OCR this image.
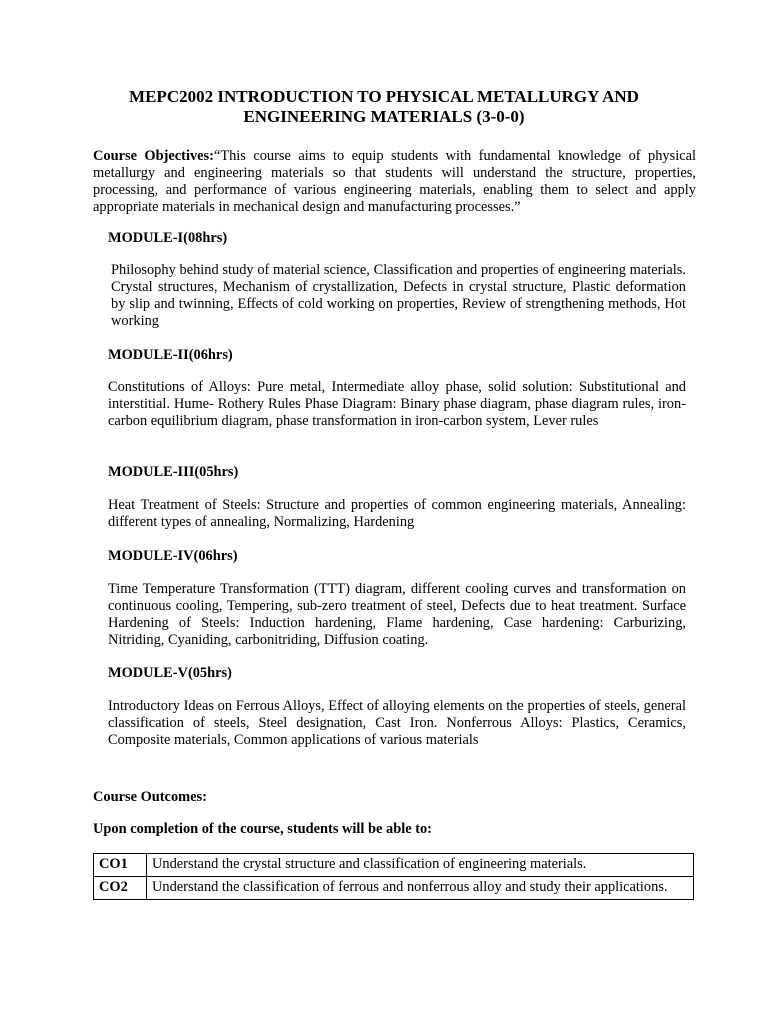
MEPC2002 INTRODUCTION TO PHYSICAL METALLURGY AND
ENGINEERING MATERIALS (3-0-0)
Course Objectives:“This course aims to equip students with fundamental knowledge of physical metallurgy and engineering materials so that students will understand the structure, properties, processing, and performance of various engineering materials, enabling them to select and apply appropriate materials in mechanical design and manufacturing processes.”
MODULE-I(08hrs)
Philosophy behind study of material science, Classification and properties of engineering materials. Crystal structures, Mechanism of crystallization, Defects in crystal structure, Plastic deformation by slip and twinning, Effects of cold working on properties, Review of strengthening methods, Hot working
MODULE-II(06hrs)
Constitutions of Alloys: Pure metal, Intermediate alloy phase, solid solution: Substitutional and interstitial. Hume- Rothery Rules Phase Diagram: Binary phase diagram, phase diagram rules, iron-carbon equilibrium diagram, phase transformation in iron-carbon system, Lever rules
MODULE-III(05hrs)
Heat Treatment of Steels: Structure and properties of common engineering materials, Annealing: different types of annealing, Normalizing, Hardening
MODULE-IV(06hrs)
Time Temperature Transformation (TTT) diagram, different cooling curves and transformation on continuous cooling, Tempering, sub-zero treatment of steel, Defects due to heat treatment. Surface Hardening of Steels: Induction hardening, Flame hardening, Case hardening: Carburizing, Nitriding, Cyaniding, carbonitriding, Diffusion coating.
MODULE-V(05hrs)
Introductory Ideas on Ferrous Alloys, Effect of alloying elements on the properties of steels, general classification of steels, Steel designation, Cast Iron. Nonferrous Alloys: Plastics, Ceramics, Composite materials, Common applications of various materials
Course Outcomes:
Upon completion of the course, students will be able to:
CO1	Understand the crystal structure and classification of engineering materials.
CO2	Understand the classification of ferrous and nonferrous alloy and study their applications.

□ □ □

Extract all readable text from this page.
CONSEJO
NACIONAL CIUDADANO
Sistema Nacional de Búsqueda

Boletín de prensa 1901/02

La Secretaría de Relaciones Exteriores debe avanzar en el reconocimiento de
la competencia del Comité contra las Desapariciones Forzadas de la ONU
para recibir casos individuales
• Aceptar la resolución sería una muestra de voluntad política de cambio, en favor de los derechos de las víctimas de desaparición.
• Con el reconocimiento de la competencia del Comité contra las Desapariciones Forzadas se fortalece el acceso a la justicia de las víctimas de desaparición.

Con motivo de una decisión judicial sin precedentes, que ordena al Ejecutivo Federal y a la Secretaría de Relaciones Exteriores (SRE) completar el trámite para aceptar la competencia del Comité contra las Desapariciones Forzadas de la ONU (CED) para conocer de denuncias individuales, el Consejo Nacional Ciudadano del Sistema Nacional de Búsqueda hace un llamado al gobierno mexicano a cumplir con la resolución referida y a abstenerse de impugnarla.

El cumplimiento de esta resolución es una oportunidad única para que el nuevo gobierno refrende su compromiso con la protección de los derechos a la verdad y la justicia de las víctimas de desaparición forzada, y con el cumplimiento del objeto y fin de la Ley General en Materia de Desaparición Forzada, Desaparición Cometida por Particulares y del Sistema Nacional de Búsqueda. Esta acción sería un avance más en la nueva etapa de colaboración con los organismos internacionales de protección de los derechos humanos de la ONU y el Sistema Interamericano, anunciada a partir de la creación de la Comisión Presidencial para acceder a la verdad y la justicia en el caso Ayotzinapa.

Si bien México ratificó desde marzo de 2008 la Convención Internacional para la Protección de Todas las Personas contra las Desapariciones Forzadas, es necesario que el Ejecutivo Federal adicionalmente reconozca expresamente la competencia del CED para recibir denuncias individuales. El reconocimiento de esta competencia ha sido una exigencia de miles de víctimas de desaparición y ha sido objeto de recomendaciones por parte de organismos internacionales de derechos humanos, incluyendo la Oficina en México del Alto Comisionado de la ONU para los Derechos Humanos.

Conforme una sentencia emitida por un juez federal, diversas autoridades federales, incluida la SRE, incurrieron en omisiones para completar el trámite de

□ □ □

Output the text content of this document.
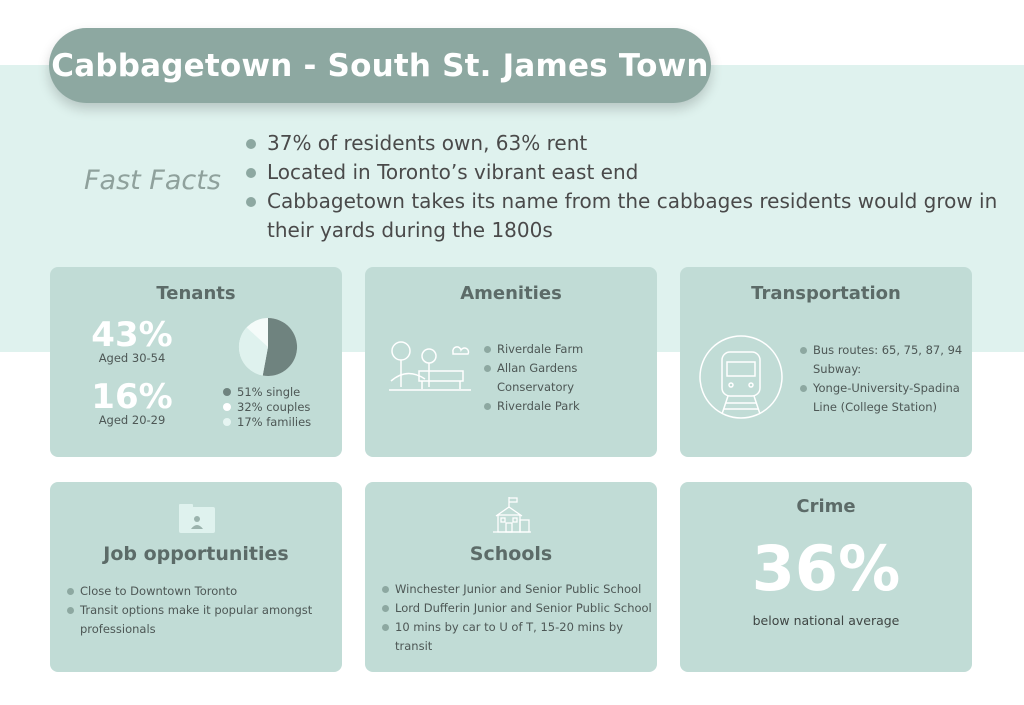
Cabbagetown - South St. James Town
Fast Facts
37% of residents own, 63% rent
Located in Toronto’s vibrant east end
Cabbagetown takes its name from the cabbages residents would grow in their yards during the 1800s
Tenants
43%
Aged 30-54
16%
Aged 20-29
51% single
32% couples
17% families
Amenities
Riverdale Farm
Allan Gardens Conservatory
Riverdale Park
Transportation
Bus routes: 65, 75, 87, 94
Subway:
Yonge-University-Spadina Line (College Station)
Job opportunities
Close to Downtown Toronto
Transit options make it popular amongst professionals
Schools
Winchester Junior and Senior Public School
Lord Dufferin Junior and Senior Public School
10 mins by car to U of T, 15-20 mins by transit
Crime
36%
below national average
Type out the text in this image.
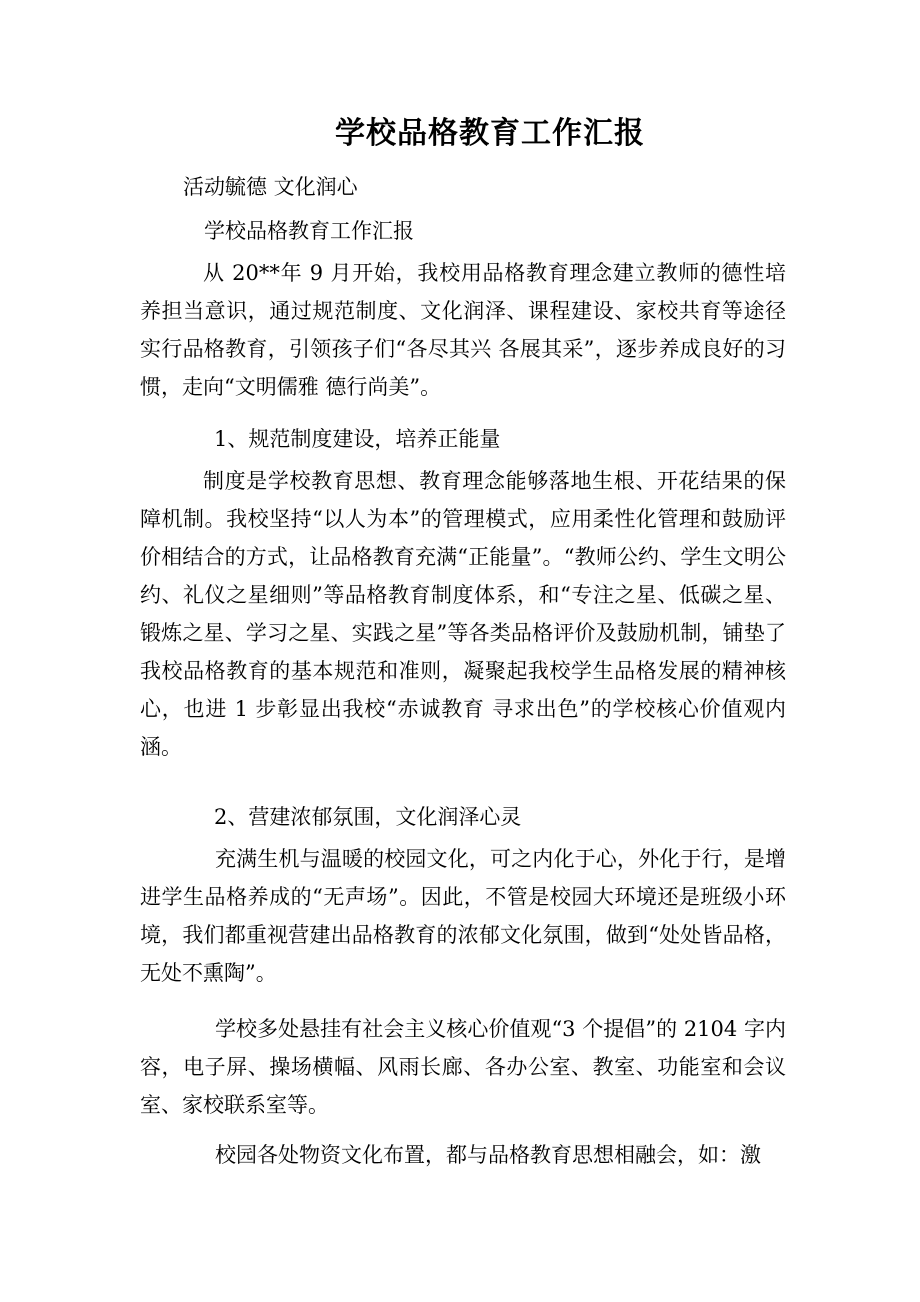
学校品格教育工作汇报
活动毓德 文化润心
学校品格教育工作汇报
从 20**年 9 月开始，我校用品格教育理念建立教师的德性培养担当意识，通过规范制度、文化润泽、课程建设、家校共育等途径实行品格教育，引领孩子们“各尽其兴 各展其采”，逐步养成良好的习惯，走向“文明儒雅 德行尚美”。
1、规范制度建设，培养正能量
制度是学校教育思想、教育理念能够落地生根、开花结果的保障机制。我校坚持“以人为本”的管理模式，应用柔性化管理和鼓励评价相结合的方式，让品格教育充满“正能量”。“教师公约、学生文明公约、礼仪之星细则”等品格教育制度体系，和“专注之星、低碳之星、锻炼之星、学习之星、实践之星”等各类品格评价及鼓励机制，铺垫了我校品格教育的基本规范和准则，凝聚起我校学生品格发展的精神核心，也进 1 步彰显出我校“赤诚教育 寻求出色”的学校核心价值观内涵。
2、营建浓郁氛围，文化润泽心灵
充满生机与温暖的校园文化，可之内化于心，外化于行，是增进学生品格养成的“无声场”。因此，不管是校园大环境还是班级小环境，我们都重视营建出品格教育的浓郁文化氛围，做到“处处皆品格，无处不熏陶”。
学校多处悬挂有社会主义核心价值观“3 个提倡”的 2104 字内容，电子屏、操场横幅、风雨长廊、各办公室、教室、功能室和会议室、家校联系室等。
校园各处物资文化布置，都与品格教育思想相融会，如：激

□ □ □

● SHORT PROBLEM: Look through the records and gather every line containing "Exteriores".

● RESPONSE:
La Secretaría de Relaciones Exteriores debe avanzar en el reconocimiento de
Con motivo de una decisión judicial sin precedentes, que ordena al Ejecutivo Federal y a la Secretaría de Relaciones Exteriores (SRE) completar el trámite para aceptar la competencia del Comité contra las Desapariciones Forzadas de la ONU (CED) para conocer de denuncias individuales, el Consejo Nacional Ciudadano del Sistema Nacional de Búsqueda hace un llamado al gobierno mexicano a cumplir con la resolución referida y a abstenerse de impugnarla.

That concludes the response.